┌──
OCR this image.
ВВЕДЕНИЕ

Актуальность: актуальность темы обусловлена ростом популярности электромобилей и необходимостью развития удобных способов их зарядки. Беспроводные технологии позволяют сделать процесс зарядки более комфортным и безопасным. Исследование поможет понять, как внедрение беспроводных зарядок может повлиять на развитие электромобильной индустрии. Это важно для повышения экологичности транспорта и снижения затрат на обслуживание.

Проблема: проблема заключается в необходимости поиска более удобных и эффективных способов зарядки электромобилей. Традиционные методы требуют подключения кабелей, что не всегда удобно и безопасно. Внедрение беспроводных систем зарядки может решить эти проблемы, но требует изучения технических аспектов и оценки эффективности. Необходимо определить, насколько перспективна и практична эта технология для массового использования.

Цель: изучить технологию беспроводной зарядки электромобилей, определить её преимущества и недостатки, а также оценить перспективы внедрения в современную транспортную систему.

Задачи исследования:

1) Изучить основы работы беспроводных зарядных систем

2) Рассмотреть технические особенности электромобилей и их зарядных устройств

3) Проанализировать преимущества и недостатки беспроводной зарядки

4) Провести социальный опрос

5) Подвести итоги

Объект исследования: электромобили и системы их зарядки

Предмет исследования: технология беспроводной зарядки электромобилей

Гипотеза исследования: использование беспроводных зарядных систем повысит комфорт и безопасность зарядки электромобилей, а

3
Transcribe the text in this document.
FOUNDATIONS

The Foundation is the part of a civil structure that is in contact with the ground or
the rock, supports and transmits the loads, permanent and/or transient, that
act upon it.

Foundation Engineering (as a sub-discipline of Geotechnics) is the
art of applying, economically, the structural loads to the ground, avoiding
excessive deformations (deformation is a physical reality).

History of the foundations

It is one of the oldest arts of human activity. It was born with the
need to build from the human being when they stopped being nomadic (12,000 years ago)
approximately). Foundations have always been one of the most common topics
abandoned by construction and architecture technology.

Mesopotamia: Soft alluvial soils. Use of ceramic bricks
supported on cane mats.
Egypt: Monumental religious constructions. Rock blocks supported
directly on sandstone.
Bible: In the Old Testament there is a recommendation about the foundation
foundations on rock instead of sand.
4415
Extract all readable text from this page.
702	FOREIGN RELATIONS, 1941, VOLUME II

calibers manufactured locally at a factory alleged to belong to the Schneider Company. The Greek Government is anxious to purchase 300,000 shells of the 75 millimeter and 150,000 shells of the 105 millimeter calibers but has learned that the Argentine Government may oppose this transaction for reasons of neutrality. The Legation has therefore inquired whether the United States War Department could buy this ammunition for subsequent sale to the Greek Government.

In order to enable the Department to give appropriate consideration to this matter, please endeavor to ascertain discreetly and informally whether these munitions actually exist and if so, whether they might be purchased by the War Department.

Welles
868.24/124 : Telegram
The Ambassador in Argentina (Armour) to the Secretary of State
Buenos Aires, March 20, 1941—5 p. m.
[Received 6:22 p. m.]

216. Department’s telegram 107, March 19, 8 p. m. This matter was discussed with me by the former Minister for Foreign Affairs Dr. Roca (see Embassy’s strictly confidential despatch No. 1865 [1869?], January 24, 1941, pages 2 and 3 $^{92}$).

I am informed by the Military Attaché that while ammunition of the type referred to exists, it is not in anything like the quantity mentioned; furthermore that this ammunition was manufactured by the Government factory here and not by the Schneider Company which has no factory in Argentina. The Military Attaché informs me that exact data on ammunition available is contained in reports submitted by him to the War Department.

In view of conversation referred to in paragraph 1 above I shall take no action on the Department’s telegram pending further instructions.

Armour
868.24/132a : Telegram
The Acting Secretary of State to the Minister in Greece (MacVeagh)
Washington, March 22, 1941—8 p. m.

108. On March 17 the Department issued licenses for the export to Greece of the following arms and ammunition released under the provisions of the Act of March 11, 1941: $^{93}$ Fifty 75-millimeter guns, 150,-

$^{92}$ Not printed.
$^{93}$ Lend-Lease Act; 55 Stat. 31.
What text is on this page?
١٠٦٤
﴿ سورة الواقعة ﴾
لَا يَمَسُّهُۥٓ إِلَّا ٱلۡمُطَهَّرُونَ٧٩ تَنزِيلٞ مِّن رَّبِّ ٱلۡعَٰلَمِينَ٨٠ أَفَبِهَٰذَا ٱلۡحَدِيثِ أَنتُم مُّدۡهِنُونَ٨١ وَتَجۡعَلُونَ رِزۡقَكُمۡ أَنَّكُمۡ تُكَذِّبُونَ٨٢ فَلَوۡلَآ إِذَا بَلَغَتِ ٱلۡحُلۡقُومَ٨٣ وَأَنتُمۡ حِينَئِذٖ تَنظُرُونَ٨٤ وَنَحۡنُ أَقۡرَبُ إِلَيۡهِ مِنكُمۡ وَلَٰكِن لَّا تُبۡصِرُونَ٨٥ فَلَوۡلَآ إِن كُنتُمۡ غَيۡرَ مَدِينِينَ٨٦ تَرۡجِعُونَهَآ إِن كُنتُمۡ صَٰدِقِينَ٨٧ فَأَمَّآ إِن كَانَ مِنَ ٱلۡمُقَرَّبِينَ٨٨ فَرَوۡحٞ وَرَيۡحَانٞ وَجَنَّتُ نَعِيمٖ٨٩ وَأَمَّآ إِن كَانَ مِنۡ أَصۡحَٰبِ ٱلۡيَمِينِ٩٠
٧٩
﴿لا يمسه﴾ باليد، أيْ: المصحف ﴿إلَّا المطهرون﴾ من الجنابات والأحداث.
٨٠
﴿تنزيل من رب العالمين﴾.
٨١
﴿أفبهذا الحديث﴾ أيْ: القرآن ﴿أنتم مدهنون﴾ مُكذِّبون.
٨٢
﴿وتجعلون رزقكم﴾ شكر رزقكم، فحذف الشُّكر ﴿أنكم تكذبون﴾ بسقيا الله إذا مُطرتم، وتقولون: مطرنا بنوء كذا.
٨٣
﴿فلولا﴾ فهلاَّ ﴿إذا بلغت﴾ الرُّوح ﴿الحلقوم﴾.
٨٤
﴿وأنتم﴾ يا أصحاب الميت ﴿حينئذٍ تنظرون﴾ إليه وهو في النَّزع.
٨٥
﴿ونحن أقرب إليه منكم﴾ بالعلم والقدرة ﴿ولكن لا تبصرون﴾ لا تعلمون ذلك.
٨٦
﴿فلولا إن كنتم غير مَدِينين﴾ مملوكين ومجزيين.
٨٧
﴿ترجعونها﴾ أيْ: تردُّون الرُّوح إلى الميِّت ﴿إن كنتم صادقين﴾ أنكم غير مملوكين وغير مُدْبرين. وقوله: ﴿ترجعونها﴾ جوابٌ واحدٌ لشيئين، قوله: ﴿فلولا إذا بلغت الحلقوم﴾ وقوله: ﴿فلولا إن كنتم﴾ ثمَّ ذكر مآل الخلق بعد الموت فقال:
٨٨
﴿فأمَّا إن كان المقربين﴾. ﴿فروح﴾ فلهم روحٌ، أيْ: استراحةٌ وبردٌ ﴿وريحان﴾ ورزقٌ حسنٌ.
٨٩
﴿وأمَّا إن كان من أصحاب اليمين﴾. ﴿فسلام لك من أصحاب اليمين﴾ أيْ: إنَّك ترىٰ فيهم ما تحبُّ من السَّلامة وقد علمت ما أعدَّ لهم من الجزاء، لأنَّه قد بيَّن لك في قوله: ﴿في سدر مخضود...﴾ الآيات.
└──
*Written request*:
Set out exactly the run of lines that begins at the line holding "What text is on this page?" and ends at the last line of the data.

*Reply to the exercise*:
What text is on this page?
١٠٦٤
﴿ سورة الواقعة ﴾
لَا يَمَسُّهُۥٓ إِلَّا ٱلۡمُطَهَّرُونَ٧٩ تَنزِيلٞ مِّن رَّبِّ ٱلۡعَٰلَمِينَ٨٠ أَفَبِهَٰذَا ٱلۡحَدِيثِ أَنتُم مُّدۡهِنُونَ٨١ وَتَجۡعَلُونَ رِزۡقَكُمۡ أَنَّكُمۡ تُكَذِّبُونَ٨٢ فَلَوۡلَآ إِذَا بَلَغَتِ ٱلۡحُلۡقُومَ٨٣ وَأَنتُمۡ حِينَئِذٖ تَنظُرُونَ٨٤ وَنَحۡنُ أَقۡرَبُ إِلَيۡهِ مِنكُمۡ وَلَٰكِن لَّا تُبۡصِرُونَ٨٥ فَلَوۡلَآ إِن كُنتُمۡ غَيۡرَ مَدِينِينَ٨٦ تَرۡجِعُونَهَآ إِن كُنتُمۡ صَٰدِقِينَ٨٧ فَأَمَّآ إِن كَانَ مِنَ ٱلۡمُقَرَّبِينَ٨٨ فَرَوۡحٞ وَرَيۡحَانٞ وَجَنَّتُ نَعِيمٖ٨٩ وَأَمَّآ إِن كَانَ مِنۡ أَصۡحَٰبِ ٱلۡيَمِينِ٩٠
٧٩
﴿لا يمسه﴾ باليد، أيْ: المصحف ﴿إلَّا المطهرون﴾ من الجنابات والأحداث.
٨٠
﴿تنزيل من رب العالمين﴾.
٨١
﴿أفبهذا الحديث﴾ أيْ: القرآن ﴿أنتم مدهنون﴾ مُكذِّبون.
٨٢
﴿وتجعلون رزقكم﴾ شكر رزقكم، فحذف الشُّكر ﴿أنكم تكذبون﴾ بسقيا الله إذا مُطرتم، وتقولون: مطرنا بنوء كذا.
٨٣
﴿فلولا﴾ فهلاَّ ﴿إذا بلغت﴾ الرُّوح ﴿الحلقوم﴾.
٨٤
﴿وأنتم﴾ يا أصحاب الميت ﴿حينئذٍ تنظرون﴾ إليه وهو في النَّزع.
٨٥
﴿ونحن أقرب إليه منكم﴾ بالعلم والقدرة ﴿ولكن لا تبصرون﴾ لا تعلمون ذلك.
٨٦
﴿فلولا إن كنتم غير مَدِينين﴾ مملوكين ومجزيين.
٨٧
﴿ترجعونها﴾ أيْ: تردُّون الرُّوح إلى الميِّت ﴿إن كنتم صادقين﴾ أنكم غير مملوكين وغير مُدْبرين. وقوله: ﴿ترجعونها﴾ جوابٌ واحدٌ لشيئين، قوله: ﴿فلولا إذا بلغت الحلقوم﴾ وقوله: ﴿فلولا إن كنتم﴾ ثمَّ ذكر مآل الخلق بعد الموت فقال:
٨٨
﴿فأمَّا إن كان المقربين﴾. ﴿فروح﴾ فلهم روحٌ، أيْ: استراحةٌ وبردٌ ﴿وريحان﴾ ورزقٌ حسنٌ.
٨٩
﴿وأمَّا إن كان من أصحاب اليمين﴾. ﴿فسلام لك من أصحاب اليمين﴾ أيْ: إنَّك ترىٰ فيهم ما تحبُّ من السَّلامة وقد علمت ما أعدَّ لهم من الجزاء، لأنَّه قد بيَّن لك في قوله: ﴿في سدر مخضود...﴾ الآيات.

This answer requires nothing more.